**TASK DETAILS**:
Produce a word-for-word copy of the listing below without its pictures.
*-*-*
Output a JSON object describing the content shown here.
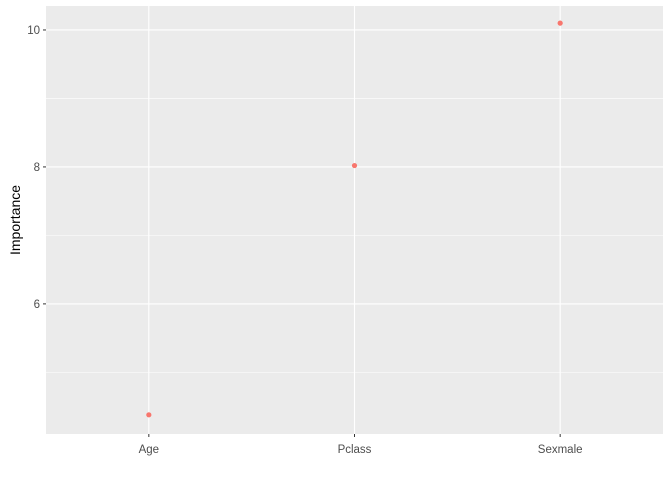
{
  "chart_data": {
    "type": "scatter",
    "title": "",
    "xlabel": "",
    "ylabel": "Importance",
    "categories": [
      "Age",
      "Pclass",
      "Sexmale"
    ],
    "values": [
      4.38,
      8.02,
      10.1
    ],
    "ylim": [
      4.1,
      10.35
    ],
    "y_major_ticks": [
      6,
      8,
      10
    ],
    "y_minor_ticks": [
      5,
      7,
      9
    ],
    "grid": true,
    "legend": "none",
    "point_color": "#f8766d",
    "background_color": "#ebebeb",
    "grid_color": "#ffffff"
  }
}
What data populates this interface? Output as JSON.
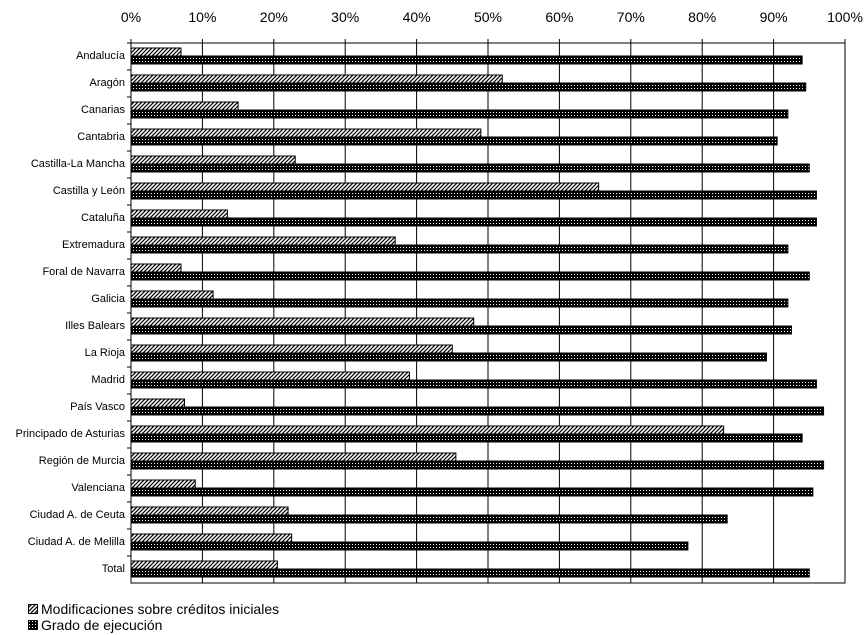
{
  "chart_data": {
    "type": "bar",
    "orientation": "horizontal",
    "xlim": [
      0,
      100
    ],
    "x_ticks": [
      "0%",
      "10%",
      "20%",
      "30%",
      "40%",
      "50%",
      "60%",
      "70%",
      "80%",
      "90%",
      "100%"
    ],
    "grid": "vertical",
    "legend_position": "bottom-left",
    "categories": [
      "Andalucía",
      "Aragón",
      "Canarias",
      "Cantabria",
      "Castilla-La Mancha",
      "Castilla y León",
      "Cataluña",
      "Extremadura",
      "Foral de Navarra",
      "Galicia",
      "Illes Balears",
      "La Rioja",
      "Madrid",
      "País Vasco",
      "Principado de Asturias",
      "Región de Murcia",
      "Valenciana",
      "Ciudad A. de Ceuta",
      "Ciudad A. de Melilla",
      "Total"
    ],
    "series": [
      {
        "name": "Modificaciones sobre créditos iniciales",
        "pattern": "diagonal-hatch",
        "values": [
          7,
          52,
          15,
          49,
          23,
          65.5,
          13.5,
          37,
          7,
          11.5,
          48,
          45,
          39,
          7.5,
          83,
          45.5,
          9,
          22,
          22.5,
          20.5
        ]
      },
      {
        "name": "Grado de ejecución",
        "pattern": "dark-checker",
        "values": [
          94,
          94.5,
          92,
          90.5,
          95,
          96,
          96,
          92,
          95,
          92,
          92.5,
          89,
          96,
          97,
          94,
          97,
          95.5,
          83.5,
          78,
          95
        ]
      }
    ]
  }
}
*-*-*
**ANSWER TO THE PROBLEM**:
Output a JSON object describing the content shown here.
{
  "chart_data": {
    "type": "scatter",
    "title": "",
    "xlabel": "",
    "ylabel": "Importance",
    "categories": [
      "Age",
      "Pclass",
      "Sexmale"
    ],
    "values": [
      4.38,
      8.02,
      10.1
    ],
    "ylim": [
      4.1,
      10.35
    ],
    "y_major_ticks": [
      6,
      8,
      10
    ],
    "y_minor_ticks": [
      5,
      7,
      9
    ],
    "grid": true,
    "legend": "none",
    "point_color": "#f8766d",
    "background_color": "#ebebeb",
    "grid_color": "#ffffff"
  }
}
What data populates this interface? Output as JSON.
{
  "chart_data": {
    "type": "bar",
    "orientation": "horizontal",
    "xlim": [
      0,
      100
    ],
    "x_ticks": [
      "0%",
      "10%",
      "20%",
      "30%",
      "40%",
      "50%",
      "60%",
      "70%",
      "80%",
      "90%",
      "100%"
    ],
    "grid": "vertical",
    "legend_position": "bottom-left",
    "categories": [
      "Andalucía",
      "Aragón",
      "Canarias",
      "Cantabria",
      "Castilla-La Mancha",
      "Castilla y León",
      "Cataluña",
      "Extremadura",
      "Foral de Navarra",
      "Galicia",
      "Illes Balears",
      "La Rioja",
      "Madrid",
      "País Vasco",
      "Principado de Asturias",
      "Región de Murcia",
      "Valenciana",
      "Ciudad A. de Ceuta",
      "Ciudad A. de Melilla",
      "Total"
    ],
    "series": [
      {
        "name": "Modificaciones sobre créditos iniciales",
        "pattern": "diagonal-hatch",
        "values": [
          7,
          52,
          15,
          49,
          23,
          65.5,
          13.5,
          37,
          7,
          11.5,
          48,
          45,
          39,
          7.5,
          83,
          45.5,
          9,
          22,
          22.5,
          20.5
        ]
      },
      {
        "name": "Grado de ejecución",
        "pattern": "dark-checker",
        "values": [
          94,
          94.5,
          92,
          90.5,
          95,
          96,
          96,
          92,
          95,
          92,
          92.5,
          89,
          96,
          97,
          94,
          97,
          95.5,
          83.5,
          78,
          95
        ]
      }
    ]
  }
}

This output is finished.